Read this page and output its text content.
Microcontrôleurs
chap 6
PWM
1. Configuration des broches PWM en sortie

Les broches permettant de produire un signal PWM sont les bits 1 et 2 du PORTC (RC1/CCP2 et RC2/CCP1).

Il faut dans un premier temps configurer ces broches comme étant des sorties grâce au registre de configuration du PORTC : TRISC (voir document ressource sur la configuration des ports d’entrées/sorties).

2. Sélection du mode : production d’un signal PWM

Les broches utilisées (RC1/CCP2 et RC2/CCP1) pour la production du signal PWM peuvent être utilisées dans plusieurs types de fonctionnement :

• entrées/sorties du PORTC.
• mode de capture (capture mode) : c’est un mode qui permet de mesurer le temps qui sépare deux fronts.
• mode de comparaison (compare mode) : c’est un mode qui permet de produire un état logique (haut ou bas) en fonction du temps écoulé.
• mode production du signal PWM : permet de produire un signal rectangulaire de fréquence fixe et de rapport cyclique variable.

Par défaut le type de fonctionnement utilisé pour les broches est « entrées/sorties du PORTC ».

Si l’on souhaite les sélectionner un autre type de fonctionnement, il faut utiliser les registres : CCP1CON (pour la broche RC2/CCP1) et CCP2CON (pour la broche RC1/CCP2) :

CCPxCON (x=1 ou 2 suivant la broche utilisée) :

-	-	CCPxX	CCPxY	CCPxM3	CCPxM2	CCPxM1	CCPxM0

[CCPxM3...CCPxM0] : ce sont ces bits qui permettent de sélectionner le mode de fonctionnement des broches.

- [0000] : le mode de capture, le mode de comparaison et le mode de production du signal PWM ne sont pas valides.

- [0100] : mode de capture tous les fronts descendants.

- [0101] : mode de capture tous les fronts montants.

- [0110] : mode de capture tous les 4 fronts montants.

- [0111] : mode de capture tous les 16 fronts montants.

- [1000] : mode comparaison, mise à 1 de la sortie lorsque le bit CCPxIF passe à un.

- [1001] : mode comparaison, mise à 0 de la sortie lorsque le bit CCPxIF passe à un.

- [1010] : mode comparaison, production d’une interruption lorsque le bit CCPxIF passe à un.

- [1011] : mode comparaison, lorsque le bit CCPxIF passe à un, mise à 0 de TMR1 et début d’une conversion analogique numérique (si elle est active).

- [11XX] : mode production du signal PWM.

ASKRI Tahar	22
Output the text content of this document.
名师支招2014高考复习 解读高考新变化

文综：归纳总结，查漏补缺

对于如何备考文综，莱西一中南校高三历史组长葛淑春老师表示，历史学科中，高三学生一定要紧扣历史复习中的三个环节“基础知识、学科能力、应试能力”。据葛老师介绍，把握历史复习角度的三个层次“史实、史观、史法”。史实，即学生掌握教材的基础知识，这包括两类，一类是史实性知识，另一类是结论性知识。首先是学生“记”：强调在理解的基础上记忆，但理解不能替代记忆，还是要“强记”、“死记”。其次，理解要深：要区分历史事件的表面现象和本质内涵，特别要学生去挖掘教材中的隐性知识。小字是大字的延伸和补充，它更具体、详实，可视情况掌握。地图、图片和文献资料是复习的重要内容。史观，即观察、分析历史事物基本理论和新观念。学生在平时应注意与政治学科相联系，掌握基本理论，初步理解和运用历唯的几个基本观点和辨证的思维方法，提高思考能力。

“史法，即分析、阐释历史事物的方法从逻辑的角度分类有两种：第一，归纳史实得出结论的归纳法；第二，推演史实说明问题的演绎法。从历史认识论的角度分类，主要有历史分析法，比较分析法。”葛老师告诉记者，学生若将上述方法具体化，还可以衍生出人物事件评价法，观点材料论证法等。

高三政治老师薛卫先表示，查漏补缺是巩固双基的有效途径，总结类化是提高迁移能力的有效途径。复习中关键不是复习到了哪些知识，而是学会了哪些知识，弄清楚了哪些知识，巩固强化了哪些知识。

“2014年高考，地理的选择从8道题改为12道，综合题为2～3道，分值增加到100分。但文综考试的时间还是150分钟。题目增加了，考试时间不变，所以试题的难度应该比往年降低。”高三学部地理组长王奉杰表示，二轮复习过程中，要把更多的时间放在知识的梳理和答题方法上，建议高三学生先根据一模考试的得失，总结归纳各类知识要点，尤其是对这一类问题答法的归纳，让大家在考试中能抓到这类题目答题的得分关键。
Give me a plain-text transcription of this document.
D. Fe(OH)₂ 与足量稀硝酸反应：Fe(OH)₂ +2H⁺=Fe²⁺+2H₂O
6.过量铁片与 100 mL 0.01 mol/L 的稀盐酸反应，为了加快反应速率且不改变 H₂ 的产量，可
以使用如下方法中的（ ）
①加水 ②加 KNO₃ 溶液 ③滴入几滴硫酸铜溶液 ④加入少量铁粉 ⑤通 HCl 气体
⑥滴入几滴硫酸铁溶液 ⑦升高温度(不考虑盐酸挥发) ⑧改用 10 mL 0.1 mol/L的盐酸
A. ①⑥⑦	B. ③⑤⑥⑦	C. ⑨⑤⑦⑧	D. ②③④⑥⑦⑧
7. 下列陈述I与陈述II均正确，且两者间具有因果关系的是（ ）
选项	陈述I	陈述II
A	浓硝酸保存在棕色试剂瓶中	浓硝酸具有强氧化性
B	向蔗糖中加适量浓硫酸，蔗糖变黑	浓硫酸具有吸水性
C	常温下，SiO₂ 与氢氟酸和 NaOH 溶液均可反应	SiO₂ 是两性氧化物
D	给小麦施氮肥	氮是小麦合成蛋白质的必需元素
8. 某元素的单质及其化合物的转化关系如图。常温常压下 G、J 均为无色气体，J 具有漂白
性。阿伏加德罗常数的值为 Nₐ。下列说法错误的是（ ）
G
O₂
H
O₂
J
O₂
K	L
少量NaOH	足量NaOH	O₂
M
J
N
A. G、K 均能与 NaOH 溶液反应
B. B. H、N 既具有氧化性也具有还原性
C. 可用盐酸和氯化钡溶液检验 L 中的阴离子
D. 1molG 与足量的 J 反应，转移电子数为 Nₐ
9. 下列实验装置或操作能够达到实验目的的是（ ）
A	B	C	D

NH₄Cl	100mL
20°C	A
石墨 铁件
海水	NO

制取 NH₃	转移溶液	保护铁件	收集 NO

== == ==

** Exercise description **
Return nothing except the number of lines that include the string "sont".

** Correct answer **
3